-- BEGIN Provided data --
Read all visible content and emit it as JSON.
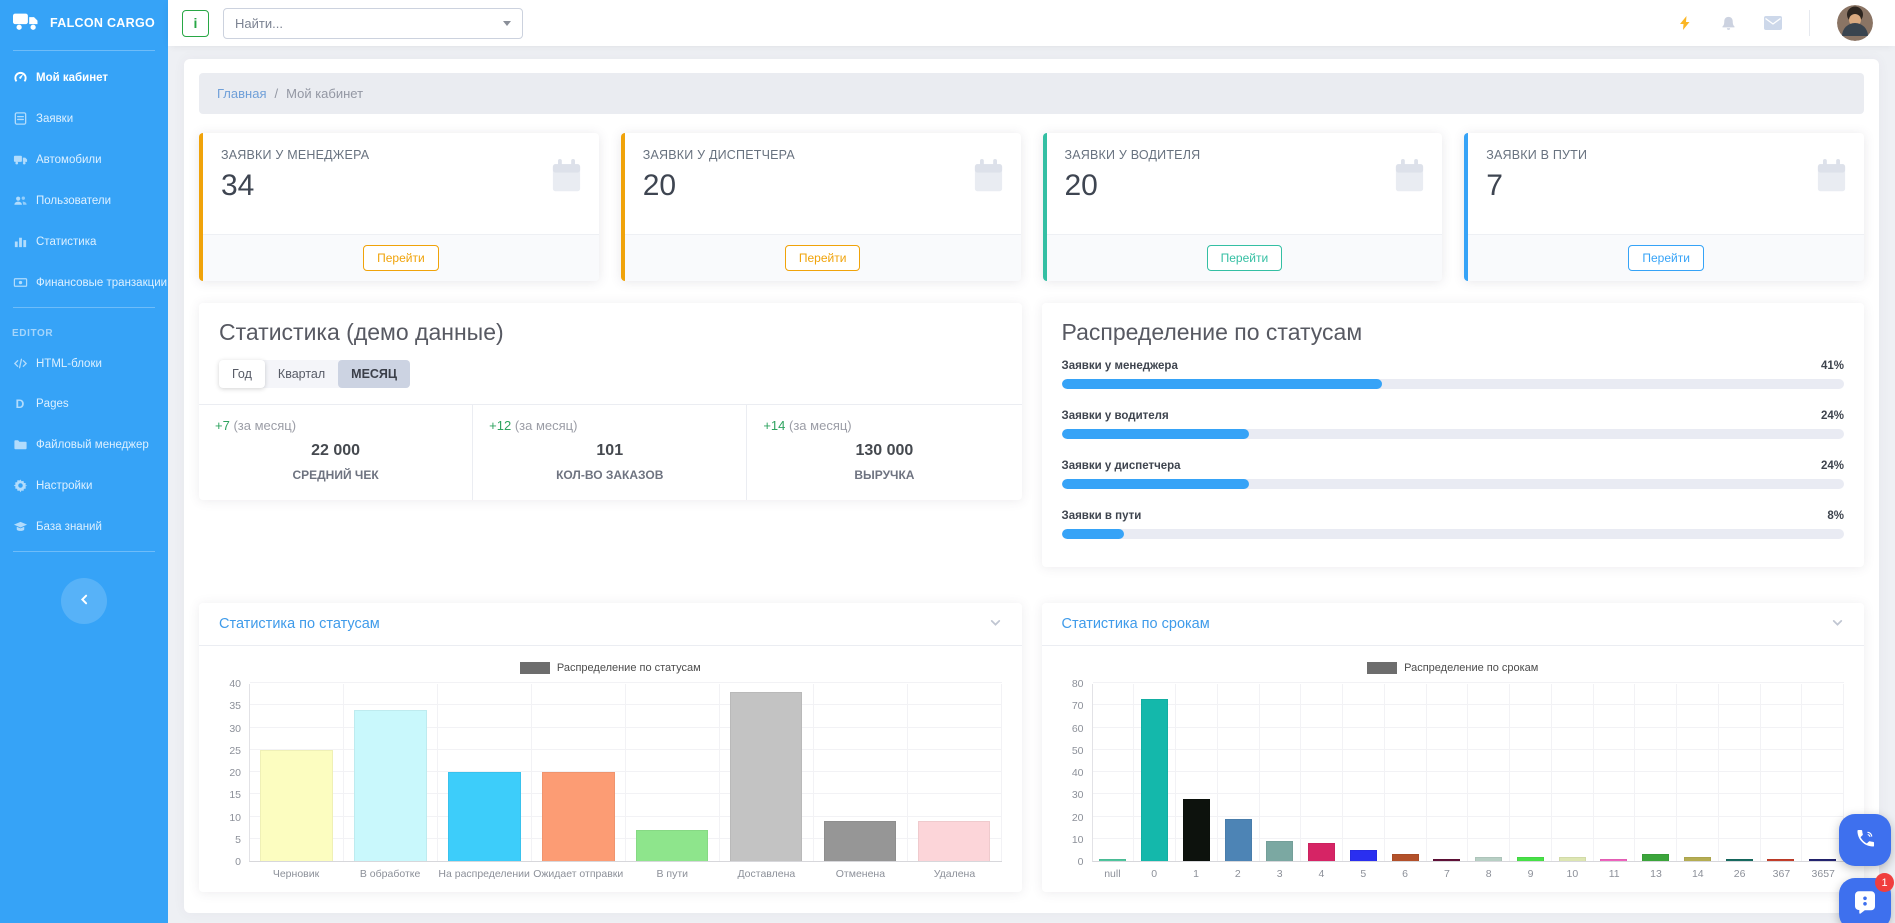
{
  "brand": {
    "name": "FALCON CARGO",
    "icon": "truck-icon"
  },
  "sidebar": {
    "items": [
      {
        "label": "Мой кабинет",
        "icon": "dashboard-icon",
        "active": true
      },
      {
        "label": "Заявки",
        "icon": "list-icon"
      },
      {
        "label": "Автомобили",
        "icon": "truck-icon"
      },
      {
        "label": "Пользователи",
        "icon": "users-icon"
      },
      {
        "label": "Статистика",
        "icon": "chart-icon"
      },
      {
        "label": "Финансовые транзакции",
        "icon": "money-icon"
      }
    ],
    "section_label": "EDITOR",
    "editor_items": [
      {
        "label": "HTML-блоки",
        "icon": "code-icon"
      },
      {
        "label": "Pages",
        "icon": "pages-icon",
        "icon_glyph": "D"
      },
      {
        "label": "Файловый менеджер",
        "icon": "folder-icon"
      },
      {
        "label": "Настройки",
        "icon": "gear-icon"
      },
      {
        "label": "База знаний",
        "icon": "education-icon"
      }
    ],
    "collapse_icon": "chevron-left-icon"
  },
  "topbar": {
    "info_button": "i",
    "search_placeholder": "Найти...",
    "icons": [
      "bolt-icon",
      "bell-icon",
      "mail-icon"
    ],
    "bolt_color": "#fbb624"
  },
  "breadcrumb": {
    "home": "Главная",
    "separator": "/",
    "current": "Мой кабинет"
  },
  "stat_cards": [
    {
      "title": "ЗАЯВКИ У МЕНЕДЖЕРА",
      "value": "34",
      "action": "Перейти",
      "accent": "#f0a30a",
      "icon": "calendar-icon"
    },
    {
      "title": "ЗАЯВКИ У ДИСПЕТЧЕРА",
      "value": "20",
      "action": "Перейти",
      "accent": "#f0a30a",
      "icon": "calendar-icon"
    },
    {
      "title": "ЗАЯВКИ У ВОДИТЕЛЯ",
      "value": "20",
      "action": "Перейти",
      "accent": "#34bfa3",
      "icon": "calendar-icon"
    },
    {
      "title": "ЗАЯВКИ В ПУТИ",
      "value": "7",
      "action": "Перейти",
      "accent": "#36a3f7",
      "icon": "calendar-icon"
    }
  ],
  "stats_panel": {
    "title": "Статистика (демо данные)",
    "tabs": [
      {
        "label": "Год",
        "raised": true
      },
      {
        "label": "Квартал"
      },
      {
        "label": "МЕСЯЦ",
        "active": true
      }
    ],
    "metrics": [
      {
        "delta": "+7",
        "period": "(за месяц)",
        "value": "22 000",
        "label": "СРЕДНИЙ ЧЕК"
      },
      {
        "delta": "+12",
        "period": "(за месяц)",
        "value": "101",
        "label": "КОЛ-ВО ЗАКАЗОВ"
      },
      {
        "delta": "+14",
        "period": "(за месяц)",
        "value": "130 000",
        "label": "ВЫРУЧКА"
      }
    ]
  },
  "distribution_panel": {
    "title": "Распределение по статусам",
    "bar_color": "#36a3f7",
    "bars": [
      {
        "label": "Заявки у менеджера",
        "percent_label": "41%",
        "value": 41
      },
      {
        "label": "Заявки у водителя",
        "percent_label": "24%",
        "value": 24
      },
      {
        "label": "Заявки у диспетчера",
        "percent_label": "24%",
        "value": 24
      },
      {
        "label": "Заявки в пути",
        "percent_label": "8%",
        "value": 8
      }
    ]
  },
  "chart_data": [
    {
      "type": "bar",
      "panel_title": "Статистика по статусам",
      "legend": "Распределение по статусам",
      "legend_position": "top",
      "grid": true,
      "categories": [
        "Черновик",
        "В обработке",
        "На распределении",
        "Ожидает отправки",
        "В пути",
        "Доставлена",
        "Отменена",
        "Удалена"
      ],
      "values": [
        25,
        34,
        20,
        20,
        7,
        38,
        9,
        9
      ],
      "colors": [
        "#fcfdc0",
        "#c9f8fc",
        "#3dcdfa",
        "#fc9c74",
        "#8ee58c",
        "#c3c3c3",
        "#969696",
        "#fcd5d9"
      ],
      "ylim": [
        0,
        40
      ],
      "ytick": 5
    },
    {
      "type": "bar",
      "panel_title": "Статистика по срокам",
      "legend": "Распределение по срокам",
      "legend_position": "top",
      "grid": true,
      "categories": [
        "null",
        "0",
        "1",
        "2",
        "3",
        "4",
        "5",
        "6",
        "7",
        "8",
        "9",
        "10",
        "11",
        "13",
        "14",
        "26",
        "367",
        "3657"
      ],
      "values": [
        1,
        73,
        28,
        19,
        9,
        8,
        5,
        3,
        1,
        2,
        2,
        2,
        1,
        3,
        2,
        1,
        1,
        1
      ],
      "colors": [
        "#4fc69e",
        "#14b8ab",
        "#0d120d",
        "#4d84b5",
        "#7ba8a2",
        "#d62465",
        "#2a2ff0",
        "#b3512a",
        "#601138",
        "#b7cfc4",
        "#47e147",
        "#dde6b2",
        "#ef63be",
        "#3ba53b",
        "#b5ad52",
        "#176b60",
        "#c43e2a",
        "#242470"
      ],
      "ylim": [
        0,
        80
      ],
      "ytick": 10
    }
  ],
  "floating": {
    "viber_icon": "viber-phone-icon",
    "chat_icon": "chat-bubble-icon",
    "badge": "1"
  }
}
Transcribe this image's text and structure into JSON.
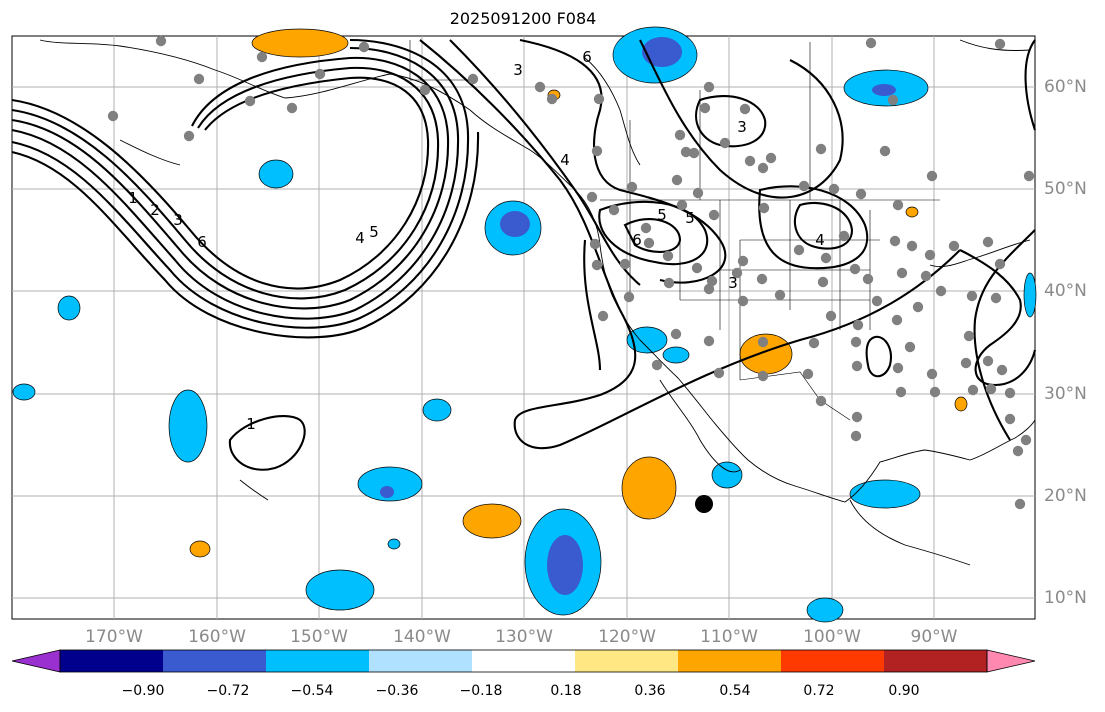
-- END Provided data --
■ The request
From the material above, copy everything exactly but the pictures.

■ Exercise response
Read all visible content and emit it as JSON.
{
  "brand": {
    "name": "FALCON CARGO",
    "icon": "truck-icon"
  },
  "sidebar": {
    "items": [
      {
        "label": "Мой кабинет",
        "icon": "dashboard-icon",
        "active": true
      },
      {
        "label": "Заявки",
        "icon": "list-icon"
      },
      {
        "label": "Автомобили",
        "icon": "truck-icon"
      },
      {
        "label": "Пользователи",
        "icon": "users-icon"
      },
      {
        "label": "Статистика",
        "icon": "chart-icon"
      },
      {
        "label": "Финансовые транзакции",
        "icon": "money-icon"
      }
    ],
    "section_label": "EDITOR",
    "editor_items": [
      {
        "label": "HTML-блоки",
        "icon": "code-icon"
      },
      {
        "label": "Pages",
        "icon": "pages-icon",
        "icon_glyph": "D"
      },
      {
        "label": "Файловый менеджер",
        "icon": "folder-icon"
      },
      {
        "label": "Настройки",
        "icon": "gear-icon"
      },
      {
        "label": "База знаний",
        "icon": "education-icon"
      }
    ],
    "collapse_icon": "chevron-left-icon"
  },
  "topbar": {
    "info_button": "i",
    "search_placeholder": "Найти...",
    "icons": [
      "bolt-icon",
      "bell-icon",
      "mail-icon"
    ],
    "bolt_color": "#fbb624"
  },
  "breadcrumb": {
    "home": "Главная",
    "separator": "/",
    "current": "Мой кабинет"
  },
  "stat_cards": [
    {
      "title": "ЗАЯВКИ У МЕНЕДЖЕРА",
      "value": "34",
      "action": "Перейти",
      "accent": "#f0a30a",
      "icon": "calendar-icon"
    },
    {
      "title": "ЗАЯВКИ У ДИСПЕТЧЕРА",
      "value": "20",
      "action": "Перейти",
      "accent": "#f0a30a",
      "icon": "calendar-icon"
    },
    {
      "title": "ЗАЯВКИ У ВОДИТЕЛЯ",
      "value": "20",
      "action": "Перейти",
      "accent": "#34bfa3",
      "icon": "calendar-icon"
    },
    {
      "title": "ЗАЯВКИ В ПУТИ",
      "value": "7",
      "action": "Перейти",
      "accent": "#36a3f7",
      "icon": "calendar-icon"
    }
  ],
  "stats_panel": {
    "title": "Статистика (демо данные)",
    "tabs": [
      {
        "label": "Год",
        "raised": true
      },
      {
        "label": "Квартал"
      },
      {
        "label": "МЕСЯЦ",
        "active": true
      }
    ],
    "metrics": [
      {
        "delta": "+7",
        "period": "(за месяц)",
        "value": "22 000",
        "label": "СРЕДНИЙ ЧЕК"
      },
      {
        "delta": "+12",
        "period": "(за месяц)",
        "value": "101",
        "label": "КОЛ-ВО ЗАКАЗОВ"
      },
      {
        "delta": "+14",
        "period": "(за месяц)",
        "value": "130 000",
        "label": "ВЫРУЧКА"
      }
    ]
  },
  "distribution_panel": {
    "title": "Распределение по статусам",
    "bar_color": "#36a3f7",
    "bars": [
      {
        "label": "Заявки у менеджера",
        "percent_label": "41%",
        "value": 41
      },
      {
        "label": "Заявки у водителя",
        "percent_label": "24%",
        "value": 24
      },
      {
        "label": "Заявки у диспетчера",
        "percent_label": "24%",
        "value": 24
      },
      {
        "label": "Заявки в пути",
        "percent_label": "8%",
        "value": 8
      }
    ]
  },
  "chart_data": [
    {
      "type": "bar",
      "panel_title": "Статистика по статусам",
      "legend": "Распределение по статусам",
      "legend_position": "top",
      "grid": true,
      "categories": [
        "Черновик",
        "В обработке",
        "На распределении",
        "Ожидает отправки",
        "В пути",
        "Доставлена",
        "Отменена",
        "Удалена"
      ],
      "values": [
        25,
        34,
        20,
        20,
        7,
        38,
        9,
        9
      ],
      "colors": [
        "#fcfdc0",
        "#c9f8fc",
        "#3dcdfa",
        "#fc9c74",
        "#8ee58c",
        "#c3c3c3",
        "#969696",
        "#fcd5d9"
      ],
      "ylim": [
        0,
        40
      ],
      "ytick": 5
    },
    {
      "type": "bar",
      "panel_title": "Статистика по срокам",
      "legend": "Распределение по срокам",
      "legend_position": "top",
      "grid": true,
      "categories": [
        "null",
        "0",
        "1",
        "2",
        "3",
        "4",
        "5",
        "6",
        "7",
        "8",
        "9",
        "10",
        "11",
        "13",
        "14",
        "26",
        "367",
        "3657"
      ],
      "values": [
        1,
        73,
        28,
        19,
        9,
        8,
        5,
        3,
        1,
        2,
        2,
        2,
        1,
        3,
        2,
        1,
        1,
        1
      ],
      "colors": [
        "#4fc69e",
        "#14b8ab",
        "#0d120d",
        "#4d84b5",
        "#7ba8a2",
        "#d62465",
        "#2a2ff0",
        "#b3512a",
        "#601138",
        "#b7cfc4",
        "#47e147",
        "#dde6b2",
        "#ef63be",
        "#3ba53b",
        "#b5ad52",
        "#176b60",
        "#c43e2a",
        "#242470"
      ],
      "ylim": [
        0,
        80
      ],
      "ytick": 10
    }
  ],
  "floating": {
    "viber_icon": "viber-phone-icon",
    "chat_icon": "chat-bubble-icon",
    "badge": "1"
  }
}
Transcribe this image's text and structure into JSON.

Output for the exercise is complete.